Enregistrements issus d'une collecte de données:
☆ ☆ ☆ ☆

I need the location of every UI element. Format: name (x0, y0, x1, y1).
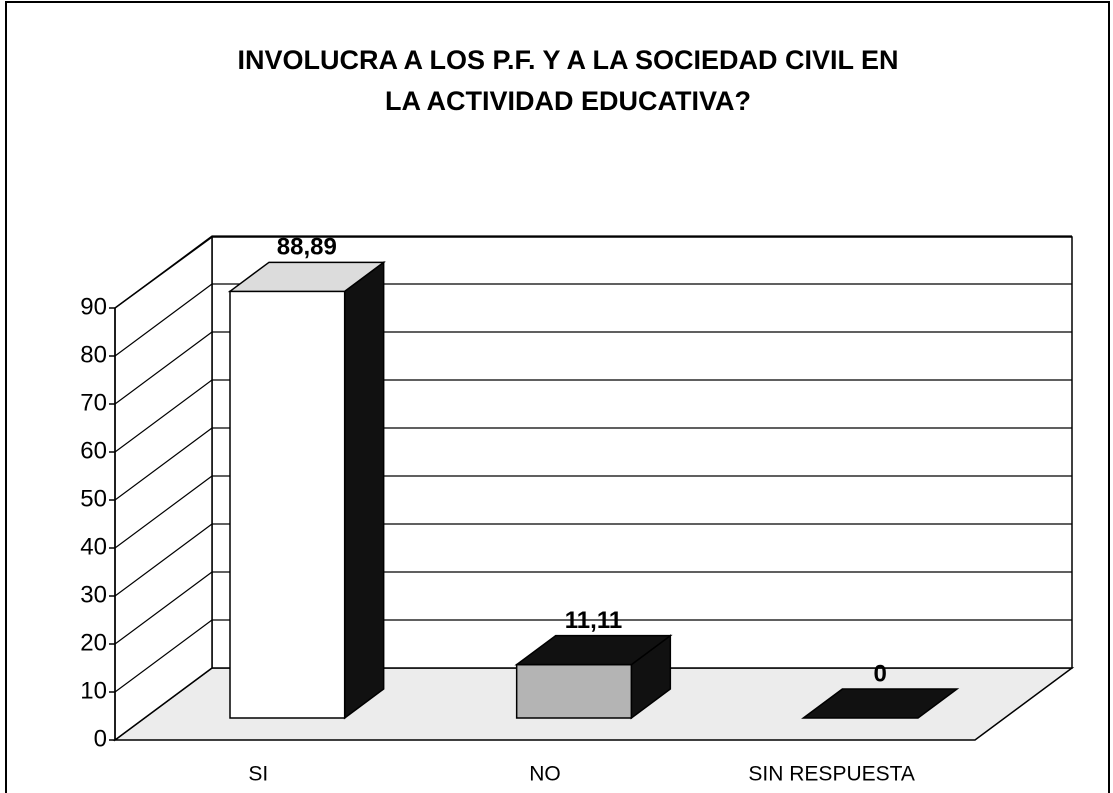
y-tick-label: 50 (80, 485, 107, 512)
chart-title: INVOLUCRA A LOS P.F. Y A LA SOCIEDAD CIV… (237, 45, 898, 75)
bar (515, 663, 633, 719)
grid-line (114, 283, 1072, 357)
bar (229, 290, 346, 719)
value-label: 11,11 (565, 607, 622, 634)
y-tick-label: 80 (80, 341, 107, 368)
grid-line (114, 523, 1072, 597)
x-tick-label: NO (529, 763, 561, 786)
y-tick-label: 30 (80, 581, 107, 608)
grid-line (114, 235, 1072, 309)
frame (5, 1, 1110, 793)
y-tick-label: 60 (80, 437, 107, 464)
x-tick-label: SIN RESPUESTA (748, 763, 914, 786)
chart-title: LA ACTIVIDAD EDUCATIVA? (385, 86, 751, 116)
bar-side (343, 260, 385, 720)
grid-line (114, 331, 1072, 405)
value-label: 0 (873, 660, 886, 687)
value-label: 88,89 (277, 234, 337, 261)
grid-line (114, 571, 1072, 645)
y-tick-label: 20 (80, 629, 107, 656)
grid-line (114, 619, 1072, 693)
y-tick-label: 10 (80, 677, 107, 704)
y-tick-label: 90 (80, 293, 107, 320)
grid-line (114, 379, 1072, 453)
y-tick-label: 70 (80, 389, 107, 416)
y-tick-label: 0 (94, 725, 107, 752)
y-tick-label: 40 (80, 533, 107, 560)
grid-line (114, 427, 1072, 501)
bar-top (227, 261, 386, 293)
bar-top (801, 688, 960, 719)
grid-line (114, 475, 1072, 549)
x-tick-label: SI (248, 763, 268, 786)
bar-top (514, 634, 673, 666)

☆ ☆ ☆ ☆

Objectif:
Recopiez à l'identique les lignes allant de celle qui contient « y-tick-label: 50 (80, 485, 107, 512) » jusqu'à celle qui contient « y-tick-label: 0 (94, 725, 107, 752) », ces deux lignes comprises.

Corrigé:
y-tick-label: 50 (80, 485, 107, 512)
chart-title: INVOLUCRA A LOS P.F. Y A LA SOCIEDAD CIV… (237, 45, 898, 75)
bar (515, 663, 633, 719)
grid-line (114, 283, 1072, 357)
bar (229, 290, 346, 719)
value-label: 11,11 (565, 607, 622, 634)
y-tick-label: 80 (80, 341, 107, 368)
grid-line (114, 523, 1072, 597)
x-tick-label: NO (529, 763, 561, 786)
y-tick-label: 30 (80, 581, 107, 608)
grid-line (114, 235, 1072, 309)
frame (5, 1, 1110, 793)
y-tick-label: 60 (80, 437, 107, 464)
x-tick-label: SIN RESPUESTA (748, 763, 914, 786)
chart-title: LA ACTIVIDAD EDUCATIVA? (385, 86, 751, 116)
bar-side (343, 260, 385, 720)
grid-line (114, 331, 1072, 405)
value-label: 0 (873, 660, 886, 687)
value-label: 88,89 (277, 234, 337, 261)
grid-line (114, 571, 1072, 645)
y-tick-label: 20 (80, 629, 107, 656)
grid-line (114, 619, 1072, 693)
y-tick-label: 10 (80, 677, 107, 704)
y-tick-label: 90 (80, 293, 107, 320)
grid-line (114, 379, 1072, 453)
y-tick-label: 70 (80, 389, 107, 416)
y-tick-label: 0 (94, 725, 107, 752)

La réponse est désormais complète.